/---

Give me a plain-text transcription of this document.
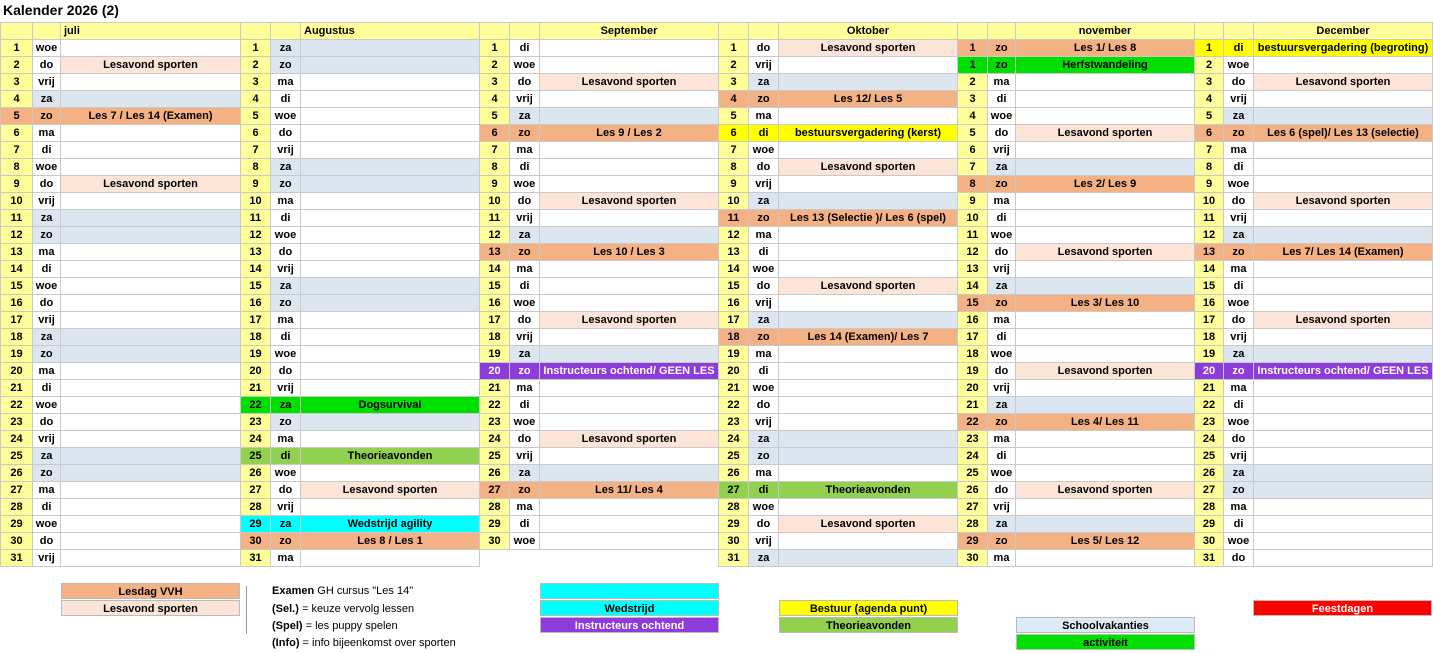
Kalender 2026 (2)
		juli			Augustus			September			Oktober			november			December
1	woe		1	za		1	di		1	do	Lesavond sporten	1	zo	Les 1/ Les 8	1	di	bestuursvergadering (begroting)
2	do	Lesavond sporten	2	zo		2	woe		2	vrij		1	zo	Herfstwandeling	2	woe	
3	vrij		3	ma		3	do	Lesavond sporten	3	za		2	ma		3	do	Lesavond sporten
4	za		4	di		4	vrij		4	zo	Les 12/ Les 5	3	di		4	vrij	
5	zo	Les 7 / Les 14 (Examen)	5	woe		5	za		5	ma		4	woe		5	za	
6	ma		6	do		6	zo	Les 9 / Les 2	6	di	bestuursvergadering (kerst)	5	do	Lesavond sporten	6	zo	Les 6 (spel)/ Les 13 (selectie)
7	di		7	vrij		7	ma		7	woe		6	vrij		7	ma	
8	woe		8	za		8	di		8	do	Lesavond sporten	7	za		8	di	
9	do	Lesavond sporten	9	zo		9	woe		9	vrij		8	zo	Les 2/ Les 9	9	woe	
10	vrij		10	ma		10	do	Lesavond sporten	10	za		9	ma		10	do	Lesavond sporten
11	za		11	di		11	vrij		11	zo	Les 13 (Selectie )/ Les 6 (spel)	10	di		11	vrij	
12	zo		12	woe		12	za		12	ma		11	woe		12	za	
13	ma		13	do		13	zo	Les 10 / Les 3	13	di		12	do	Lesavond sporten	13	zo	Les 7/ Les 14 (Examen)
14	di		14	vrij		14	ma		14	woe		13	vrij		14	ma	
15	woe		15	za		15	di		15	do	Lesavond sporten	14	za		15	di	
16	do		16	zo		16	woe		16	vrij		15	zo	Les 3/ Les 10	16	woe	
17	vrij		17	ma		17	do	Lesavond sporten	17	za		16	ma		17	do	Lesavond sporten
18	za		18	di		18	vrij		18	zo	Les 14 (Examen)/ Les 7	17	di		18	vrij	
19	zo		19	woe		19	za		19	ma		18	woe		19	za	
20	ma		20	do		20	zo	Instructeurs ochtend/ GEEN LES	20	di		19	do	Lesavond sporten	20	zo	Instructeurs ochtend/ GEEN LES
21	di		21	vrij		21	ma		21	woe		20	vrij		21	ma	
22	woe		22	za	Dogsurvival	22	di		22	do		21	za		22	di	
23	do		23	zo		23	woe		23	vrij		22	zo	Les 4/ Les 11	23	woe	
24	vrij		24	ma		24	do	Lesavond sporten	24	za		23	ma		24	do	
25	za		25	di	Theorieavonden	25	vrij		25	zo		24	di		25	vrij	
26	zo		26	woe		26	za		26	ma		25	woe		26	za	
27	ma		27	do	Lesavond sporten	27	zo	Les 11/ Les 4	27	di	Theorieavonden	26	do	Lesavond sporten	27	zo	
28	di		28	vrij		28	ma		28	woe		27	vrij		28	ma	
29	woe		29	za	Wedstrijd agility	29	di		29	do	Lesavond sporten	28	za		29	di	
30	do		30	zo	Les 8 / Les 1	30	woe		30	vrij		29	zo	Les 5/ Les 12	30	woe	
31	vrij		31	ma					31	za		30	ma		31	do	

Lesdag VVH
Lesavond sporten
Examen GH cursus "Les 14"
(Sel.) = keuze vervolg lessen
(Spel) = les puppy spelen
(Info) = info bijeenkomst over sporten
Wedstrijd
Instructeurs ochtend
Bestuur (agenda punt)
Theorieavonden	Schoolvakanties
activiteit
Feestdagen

\---
/---

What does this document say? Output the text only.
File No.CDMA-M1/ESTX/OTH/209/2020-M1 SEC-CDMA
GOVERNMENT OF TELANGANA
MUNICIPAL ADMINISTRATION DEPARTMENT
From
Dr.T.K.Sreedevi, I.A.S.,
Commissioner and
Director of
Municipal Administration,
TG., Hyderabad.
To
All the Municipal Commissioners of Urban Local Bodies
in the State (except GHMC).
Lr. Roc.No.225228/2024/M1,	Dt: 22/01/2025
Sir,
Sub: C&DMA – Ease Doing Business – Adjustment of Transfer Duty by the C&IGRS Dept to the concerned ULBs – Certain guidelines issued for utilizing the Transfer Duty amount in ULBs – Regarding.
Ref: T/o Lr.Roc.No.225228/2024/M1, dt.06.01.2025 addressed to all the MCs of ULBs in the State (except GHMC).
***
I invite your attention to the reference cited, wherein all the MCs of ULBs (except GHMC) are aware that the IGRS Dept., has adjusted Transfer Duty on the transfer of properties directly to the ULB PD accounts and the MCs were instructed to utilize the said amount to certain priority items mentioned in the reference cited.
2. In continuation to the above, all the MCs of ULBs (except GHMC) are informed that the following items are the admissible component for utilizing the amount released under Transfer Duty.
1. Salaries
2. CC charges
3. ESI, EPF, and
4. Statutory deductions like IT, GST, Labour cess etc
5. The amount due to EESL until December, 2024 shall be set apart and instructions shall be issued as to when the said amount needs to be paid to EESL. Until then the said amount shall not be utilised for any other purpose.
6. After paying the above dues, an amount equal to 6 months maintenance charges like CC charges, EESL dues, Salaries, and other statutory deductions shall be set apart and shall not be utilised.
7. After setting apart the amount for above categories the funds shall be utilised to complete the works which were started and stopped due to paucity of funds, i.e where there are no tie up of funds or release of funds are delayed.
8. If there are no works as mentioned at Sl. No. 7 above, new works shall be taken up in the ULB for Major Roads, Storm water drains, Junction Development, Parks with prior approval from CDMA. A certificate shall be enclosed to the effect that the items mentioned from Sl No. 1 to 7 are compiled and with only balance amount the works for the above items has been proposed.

\---

• _Challenge_:
Copy all lines from the material that include "Theorieavonden".

• _Completed exercise_:
25	za		25	di	Theorieavonden	25	vrij		25	zo		24	di		25	vrij	
27	ma		27	do	Lesavond sporten	27	zo	Les 11/ Les 4	27	di	Theorieavonden	26	do	Lesavond sporten	27	zo	
Theorieavonden	Schoolvakanties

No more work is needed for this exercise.